INSTRUCTION: Write out all the entries word for word, but skip any images.
##### MATERIAL FOR THE TASK #####
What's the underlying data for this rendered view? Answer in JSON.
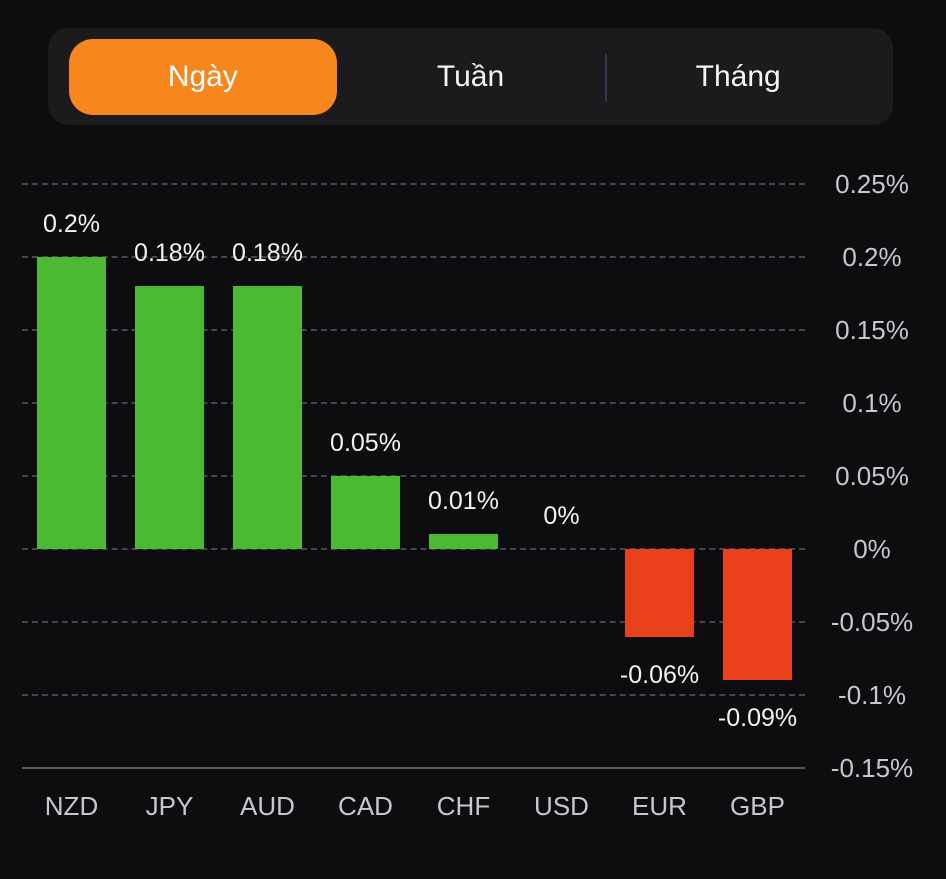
{
  "tabs": {
    "items": [
      {
        "label": "Ngày",
        "selected": true
      },
      {
        "label": "Tuần",
        "selected": false
      },
      {
        "label": "Tháng",
        "selected": false
      }
    ]
  },
  "colors": {
    "background": "#0d0d0f",
    "tabbar_background": "#1b1b1e",
    "tab_selected_accent": "#f6861d",
    "positive_bar": "#4bb931",
    "negative_bar": "#e8411b",
    "gridline": "#45454b",
    "axis_line": "#58585c",
    "axis_label_text": "#c7c7cc",
    "value_label_text": "#f2f2f3"
  },
  "chart_data": {
    "type": "bar",
    "title": "",
    "xlabel": "",
    "ylabel": "",
    "categories": [
      "NZD",
      "JPY",
      "AUD",
      "CAD",
      "CHF",
      "USD",
      "EUR",
      "GBP"
    ],
    "values": [
      0.2,
      0.18,
      0.18,
      0.05,
      0.01,
      0,
      -0.06,
      -0.09
    ],
    "value_labels": [
      "0.2%",
      "0.18%",
      "0.18%",
      "0.05%",
      "0.01%",
      "0%",
      "-0.06%",
      "-0.09%"
    ],
    "y_ticks": [
      0.25,
      0.2,
      0.15,
      0.1,
      0.05,
      0,
      -0.05,
      -0.1,
      -0.15
    ],
    "y_tick_labels": [
      "0.25%",
      "0.2%",
      "0.15%",
      "0.1%",
      "0.05%",
      "0%",
      "-0.05%",
      "-0.1%",
      "-0.15%"
    ],
    "ylim": [
      -0.15,
      0.25
    ],
    "grid": "dashed-horizontal",
    "legend_position": "none",
    "y_axis_side": "right"
  }
}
#####
TASK SOLUTION:
What's the underlying data for this rendered view? Answer in JSON.
{
  "tabs": {
    "items": [
      {
        "label": "Ngày",
        "selected": true
      },
      {
        "label": "Tuần",
        "selected": false
      },
      {
        "label": "Tháng",
        "selected": false
      }
    ]
  },
  "colors": {
    "background": "#0d0d0f",
    "tabbar_background": "#1b1b1e",
    "tab_selected_accent": "#f6861d",
    "positive_bar": "#4bb931",
    "negative_bar": "#e8411b",
    "gridline": "#45454b",
    "axis_line": "#58585c",
    "axis_label_text": "#c7c7cc",
    "value_label_text": "#f2f2f3"
  },
  "chart_data": {
    "type": "bar",
    "title": "",
    "xlabel": "",
    "ylabel": "",
    "categories": [
      "NZD",
      "JPY",
      "AUD",
      "CAD",
      "CHF",
      "USD",
      "EUR",
      "GBP"
    ],
    "values": [
      0.2,
      0.18,
      0.18,
      0.05,
      0.01,
      0,
      -0.06,
      -0.09
    ],
    "value_labels": [
      "0.2%",
      "0.18%",
      "0.18%",
      "0.05%",
      "0.01%",
      "0%",
      "-0.06%",
      "-0.09%"
    ],
    "y_ticks": [
      0.25,
      0.2,
      0.15,
      0.1,
      0.05,
      0,
      -0.05,
      -0.1,
      -0.15
    ],
    "y_tick_labels": [
      "0.25%",
      "0.2%",
      "0.15%",
      "0.1%",
      "0.05%",
      "0%",
      "-0.05%",
      "-0.1%",
      "-0.15%"
    ],
    "ylim": [
      -0.15,
      0.25
    ],
    "grid": "dashed-horizontal",
    "legend_position": "none",
    "y_axis_side": "right"
  }
}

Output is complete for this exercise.